▶ What the task requires:
Repeat the data exactly. Pictures stay out.

▶ Dataset:

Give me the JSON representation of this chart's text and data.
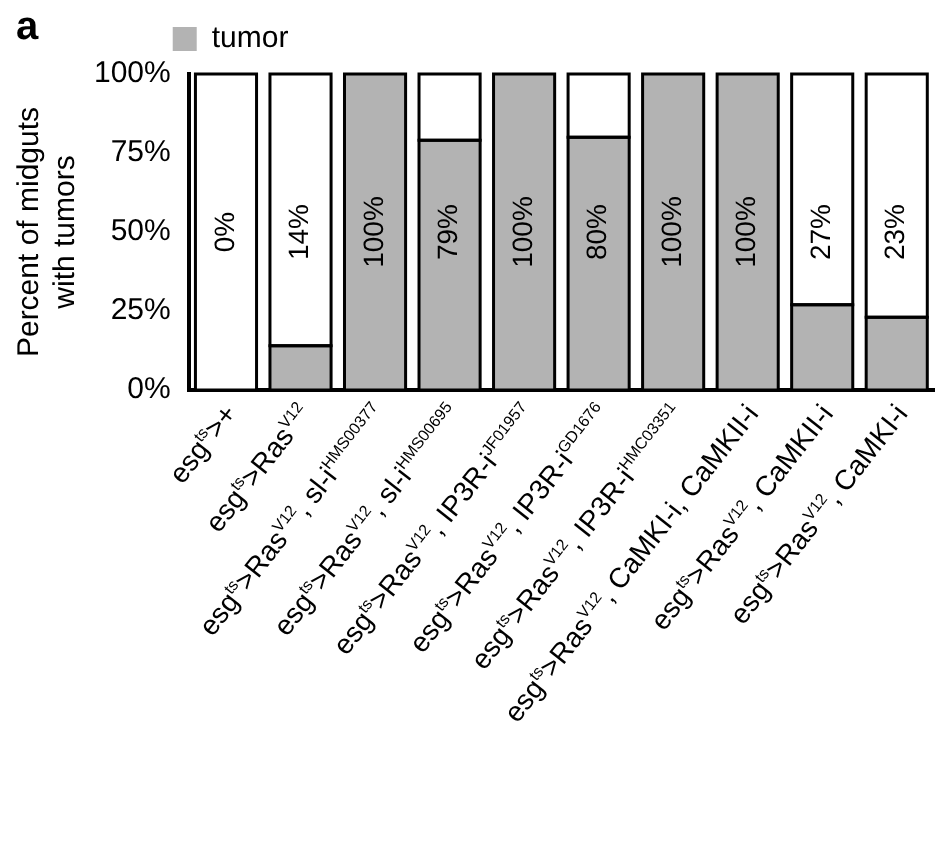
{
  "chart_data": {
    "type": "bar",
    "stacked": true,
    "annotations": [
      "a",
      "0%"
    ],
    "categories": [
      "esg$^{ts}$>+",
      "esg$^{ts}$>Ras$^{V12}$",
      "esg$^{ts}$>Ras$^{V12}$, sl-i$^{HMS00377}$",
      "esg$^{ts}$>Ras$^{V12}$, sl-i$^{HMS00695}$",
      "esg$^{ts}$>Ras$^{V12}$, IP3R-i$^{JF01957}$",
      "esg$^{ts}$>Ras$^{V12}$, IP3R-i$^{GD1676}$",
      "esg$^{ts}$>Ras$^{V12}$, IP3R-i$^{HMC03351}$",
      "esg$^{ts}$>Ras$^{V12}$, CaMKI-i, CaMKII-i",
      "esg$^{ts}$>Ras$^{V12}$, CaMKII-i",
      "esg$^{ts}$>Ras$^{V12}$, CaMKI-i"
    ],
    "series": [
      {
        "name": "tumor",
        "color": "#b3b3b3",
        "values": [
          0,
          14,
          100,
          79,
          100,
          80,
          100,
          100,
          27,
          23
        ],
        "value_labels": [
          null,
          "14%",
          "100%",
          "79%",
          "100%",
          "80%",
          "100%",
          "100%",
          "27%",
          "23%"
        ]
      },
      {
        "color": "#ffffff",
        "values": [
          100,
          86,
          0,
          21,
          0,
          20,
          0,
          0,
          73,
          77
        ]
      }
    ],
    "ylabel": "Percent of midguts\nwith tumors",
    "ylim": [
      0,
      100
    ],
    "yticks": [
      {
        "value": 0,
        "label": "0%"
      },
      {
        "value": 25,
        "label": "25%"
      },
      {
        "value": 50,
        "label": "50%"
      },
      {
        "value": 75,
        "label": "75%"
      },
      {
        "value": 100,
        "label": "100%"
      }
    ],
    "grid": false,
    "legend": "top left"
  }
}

▶ Reply to the task:
Give me the JSON representation of this chart's text and data.
{
  "chart_data": {
    "type": "bar",
    "stacked": true,
    "annotations": [
      "a",
      "0%"
    ],
    "categories": [
      "esg$^{ts}$>+",
      "esg$^{ts}$>Ras$^{V12}$",
      "esg$^{ts}$>Ras$^{V12}$, sl-i$^{HMS00377}$",
      "esg$^{ts}$>Ras$^{V12}$, sl-i$^{HMS00695}$",
      "esg$^{ts}$>Ras$^{V12}$, IP3R-i$^{JF01957}$",
      "esg$^{ts}$>Ras$^{V12}$, IP3R-i$^{GD1676}$",
      "esg$^{ts}$>Ras$^{V12}$, IP3R-i$^{HMC03351}$",
      "esg$^{ts}$>Ras$^{V12}$, CaMKI-i, CaMKII-i",
      "esg$^{ts}$>Ras$^{V12}$, CaMKII-i",
      "esg$^{ts}$>Ras$^{V12}$, CaMKI-i"
    ],
    "series": [
      {
        "name": "tumor",
        "color": "#b3b3b3",
        "values": [
          0,
          14,
          100,
          79,
          100,
          80,
          100,
          100,
          27,
          23
        ],
        "value_labels": [
          null,
          "14%",
          "100%",
          "79%",
          "100%",
          "80%",
          "100%",
          "100%",
          "27%",
          "23%"
        ]
      },
      {
        "color": "#ffffff",
        "values": [
          100,
          86,
          0,
          21,
          0,
          20,
          0,
          0,
          73,
          77
        ]
      }
    ],
    "ylabel": "Percent of midguts\nwith tumors",
    "ylim": [
      0,
      100
    ],
    "yticks": [
      {
        "value": 0,
        "label": "0%"
      },
      {
        "value": 25,
        "label": "25%"
      },
      {
        "value": 50,
        "label": "50%"
      },
      {
        "value": 75,
        "label": "75%"
      },
      {
        "value": 100,
        "label": "100%"
      }
    ],
    "grid": false,
    "legend": "top left"
  }
}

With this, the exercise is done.